*Collection entries*.
--- Start ---
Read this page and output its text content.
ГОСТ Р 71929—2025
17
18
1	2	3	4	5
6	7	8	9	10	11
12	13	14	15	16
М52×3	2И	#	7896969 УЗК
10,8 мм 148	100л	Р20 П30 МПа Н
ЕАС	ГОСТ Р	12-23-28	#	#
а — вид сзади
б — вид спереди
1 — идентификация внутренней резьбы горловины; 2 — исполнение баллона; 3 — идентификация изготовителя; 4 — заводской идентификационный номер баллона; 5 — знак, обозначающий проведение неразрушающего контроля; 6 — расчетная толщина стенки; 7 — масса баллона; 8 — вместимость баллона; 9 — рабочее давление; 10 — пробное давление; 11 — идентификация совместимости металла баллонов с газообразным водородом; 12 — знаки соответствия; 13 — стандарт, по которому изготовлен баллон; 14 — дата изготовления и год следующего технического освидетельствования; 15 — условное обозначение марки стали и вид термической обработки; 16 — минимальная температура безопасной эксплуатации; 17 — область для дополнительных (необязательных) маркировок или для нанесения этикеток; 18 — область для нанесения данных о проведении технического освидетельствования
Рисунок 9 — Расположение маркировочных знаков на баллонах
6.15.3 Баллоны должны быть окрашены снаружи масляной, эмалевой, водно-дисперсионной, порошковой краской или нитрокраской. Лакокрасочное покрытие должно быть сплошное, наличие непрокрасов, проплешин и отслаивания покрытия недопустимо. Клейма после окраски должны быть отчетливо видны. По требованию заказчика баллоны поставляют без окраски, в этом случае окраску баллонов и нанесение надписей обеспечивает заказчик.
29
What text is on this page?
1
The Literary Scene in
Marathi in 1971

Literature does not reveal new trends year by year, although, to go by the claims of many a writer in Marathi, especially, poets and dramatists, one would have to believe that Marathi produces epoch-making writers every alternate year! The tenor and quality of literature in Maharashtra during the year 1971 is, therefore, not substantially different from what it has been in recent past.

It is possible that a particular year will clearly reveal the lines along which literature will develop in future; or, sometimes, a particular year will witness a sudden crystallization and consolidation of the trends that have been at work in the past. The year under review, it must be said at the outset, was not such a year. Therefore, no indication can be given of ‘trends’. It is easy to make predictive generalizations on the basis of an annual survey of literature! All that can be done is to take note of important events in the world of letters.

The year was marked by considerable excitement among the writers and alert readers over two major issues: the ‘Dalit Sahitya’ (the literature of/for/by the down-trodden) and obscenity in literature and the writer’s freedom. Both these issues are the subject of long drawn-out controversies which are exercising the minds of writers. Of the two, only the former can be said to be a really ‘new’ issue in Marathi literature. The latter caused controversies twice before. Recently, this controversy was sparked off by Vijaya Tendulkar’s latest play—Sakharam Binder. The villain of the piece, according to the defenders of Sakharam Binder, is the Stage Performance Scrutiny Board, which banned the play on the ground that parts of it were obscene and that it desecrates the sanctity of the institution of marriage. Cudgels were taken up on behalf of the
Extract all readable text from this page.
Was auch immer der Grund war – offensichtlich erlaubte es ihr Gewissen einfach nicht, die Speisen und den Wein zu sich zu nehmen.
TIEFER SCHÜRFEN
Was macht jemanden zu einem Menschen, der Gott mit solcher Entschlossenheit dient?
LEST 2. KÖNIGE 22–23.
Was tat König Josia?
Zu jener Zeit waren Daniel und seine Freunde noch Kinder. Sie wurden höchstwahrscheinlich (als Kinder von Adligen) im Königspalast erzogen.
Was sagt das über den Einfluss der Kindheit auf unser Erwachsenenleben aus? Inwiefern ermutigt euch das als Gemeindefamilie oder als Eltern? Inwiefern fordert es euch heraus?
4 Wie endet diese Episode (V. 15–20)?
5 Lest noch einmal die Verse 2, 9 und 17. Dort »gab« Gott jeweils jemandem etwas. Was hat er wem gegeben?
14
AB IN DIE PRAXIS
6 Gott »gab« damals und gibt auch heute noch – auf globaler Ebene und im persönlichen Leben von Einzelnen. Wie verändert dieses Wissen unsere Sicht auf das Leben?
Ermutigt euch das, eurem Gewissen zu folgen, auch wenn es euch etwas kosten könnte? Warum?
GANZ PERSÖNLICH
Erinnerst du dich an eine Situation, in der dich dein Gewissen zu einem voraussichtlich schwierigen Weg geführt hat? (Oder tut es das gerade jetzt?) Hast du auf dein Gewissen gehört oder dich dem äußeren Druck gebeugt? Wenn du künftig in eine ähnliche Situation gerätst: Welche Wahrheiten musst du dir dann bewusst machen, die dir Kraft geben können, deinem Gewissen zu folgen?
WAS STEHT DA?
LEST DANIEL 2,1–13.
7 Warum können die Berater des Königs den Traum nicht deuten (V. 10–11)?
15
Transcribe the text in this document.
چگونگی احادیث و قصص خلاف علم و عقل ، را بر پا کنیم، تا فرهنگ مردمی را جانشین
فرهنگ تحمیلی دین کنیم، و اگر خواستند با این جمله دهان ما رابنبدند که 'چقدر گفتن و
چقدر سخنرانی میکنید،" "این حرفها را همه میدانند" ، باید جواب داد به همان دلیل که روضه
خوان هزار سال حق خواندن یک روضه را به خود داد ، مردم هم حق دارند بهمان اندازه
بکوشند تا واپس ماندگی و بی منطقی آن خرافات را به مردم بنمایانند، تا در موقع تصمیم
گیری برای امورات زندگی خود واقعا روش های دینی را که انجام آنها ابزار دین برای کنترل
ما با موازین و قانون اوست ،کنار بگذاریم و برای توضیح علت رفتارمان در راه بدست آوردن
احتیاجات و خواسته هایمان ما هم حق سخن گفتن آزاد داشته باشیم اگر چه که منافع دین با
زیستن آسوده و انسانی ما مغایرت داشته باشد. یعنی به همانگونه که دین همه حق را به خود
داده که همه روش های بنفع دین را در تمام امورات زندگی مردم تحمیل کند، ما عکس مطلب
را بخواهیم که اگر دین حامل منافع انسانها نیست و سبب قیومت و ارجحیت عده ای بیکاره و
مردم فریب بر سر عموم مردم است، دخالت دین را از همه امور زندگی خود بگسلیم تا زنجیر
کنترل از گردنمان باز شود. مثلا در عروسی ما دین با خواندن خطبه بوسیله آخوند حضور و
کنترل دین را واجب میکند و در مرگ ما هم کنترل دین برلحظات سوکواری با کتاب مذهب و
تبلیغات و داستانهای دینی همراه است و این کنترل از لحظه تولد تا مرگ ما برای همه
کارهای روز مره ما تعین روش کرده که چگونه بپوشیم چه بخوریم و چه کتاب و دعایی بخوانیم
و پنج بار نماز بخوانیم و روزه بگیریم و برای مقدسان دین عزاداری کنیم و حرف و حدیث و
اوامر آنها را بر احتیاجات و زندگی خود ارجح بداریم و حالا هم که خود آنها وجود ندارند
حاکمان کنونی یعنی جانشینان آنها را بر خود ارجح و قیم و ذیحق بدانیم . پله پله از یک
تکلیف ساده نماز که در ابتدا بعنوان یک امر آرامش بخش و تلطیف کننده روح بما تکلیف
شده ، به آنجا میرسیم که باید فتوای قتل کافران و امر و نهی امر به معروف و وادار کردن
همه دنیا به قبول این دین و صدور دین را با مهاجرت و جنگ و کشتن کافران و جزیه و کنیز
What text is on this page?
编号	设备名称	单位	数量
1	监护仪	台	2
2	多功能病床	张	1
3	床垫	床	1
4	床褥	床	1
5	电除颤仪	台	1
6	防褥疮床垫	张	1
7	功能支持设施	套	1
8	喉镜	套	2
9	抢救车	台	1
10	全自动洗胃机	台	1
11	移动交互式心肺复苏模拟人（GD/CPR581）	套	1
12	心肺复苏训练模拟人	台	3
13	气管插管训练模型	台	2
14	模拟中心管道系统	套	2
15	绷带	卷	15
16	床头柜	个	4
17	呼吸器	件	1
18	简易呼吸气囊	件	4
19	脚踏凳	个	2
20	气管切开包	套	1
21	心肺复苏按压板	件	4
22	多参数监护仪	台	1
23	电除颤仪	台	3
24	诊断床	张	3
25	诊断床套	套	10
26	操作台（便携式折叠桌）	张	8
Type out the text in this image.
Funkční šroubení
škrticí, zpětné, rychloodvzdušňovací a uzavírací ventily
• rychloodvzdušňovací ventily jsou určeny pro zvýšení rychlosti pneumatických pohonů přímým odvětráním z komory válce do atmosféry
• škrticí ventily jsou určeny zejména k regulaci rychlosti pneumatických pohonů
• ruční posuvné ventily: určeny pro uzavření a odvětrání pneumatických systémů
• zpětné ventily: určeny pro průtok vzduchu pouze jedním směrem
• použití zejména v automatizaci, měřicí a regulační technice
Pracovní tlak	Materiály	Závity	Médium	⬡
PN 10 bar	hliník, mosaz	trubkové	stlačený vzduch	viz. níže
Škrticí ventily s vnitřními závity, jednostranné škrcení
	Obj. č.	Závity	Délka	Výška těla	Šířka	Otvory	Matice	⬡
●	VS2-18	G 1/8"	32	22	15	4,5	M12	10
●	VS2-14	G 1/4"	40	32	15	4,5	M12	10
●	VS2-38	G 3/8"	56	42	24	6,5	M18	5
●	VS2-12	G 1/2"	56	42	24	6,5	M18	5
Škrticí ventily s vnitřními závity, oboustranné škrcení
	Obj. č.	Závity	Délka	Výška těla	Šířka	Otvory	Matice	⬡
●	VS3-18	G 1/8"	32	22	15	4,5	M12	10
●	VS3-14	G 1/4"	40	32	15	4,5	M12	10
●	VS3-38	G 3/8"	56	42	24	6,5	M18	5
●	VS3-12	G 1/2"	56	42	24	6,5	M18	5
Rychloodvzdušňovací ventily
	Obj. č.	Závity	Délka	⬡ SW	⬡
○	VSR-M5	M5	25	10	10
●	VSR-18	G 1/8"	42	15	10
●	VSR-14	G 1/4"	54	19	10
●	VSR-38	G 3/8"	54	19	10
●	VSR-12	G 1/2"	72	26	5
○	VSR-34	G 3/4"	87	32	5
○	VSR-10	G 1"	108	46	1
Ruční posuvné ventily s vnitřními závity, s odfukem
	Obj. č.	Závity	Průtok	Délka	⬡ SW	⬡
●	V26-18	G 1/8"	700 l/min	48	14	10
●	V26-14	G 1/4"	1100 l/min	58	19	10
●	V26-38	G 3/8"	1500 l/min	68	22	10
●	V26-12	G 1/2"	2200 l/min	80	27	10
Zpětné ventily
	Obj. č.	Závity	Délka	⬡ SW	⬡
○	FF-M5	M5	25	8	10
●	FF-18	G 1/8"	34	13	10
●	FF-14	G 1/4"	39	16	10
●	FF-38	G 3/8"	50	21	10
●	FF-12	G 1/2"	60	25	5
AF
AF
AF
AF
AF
--- End ---
*TASK OBJECTIVE*. How many lines of the listing include the string "منافع"? Answer with the number alone.

*EXERCISE RESULT*. 2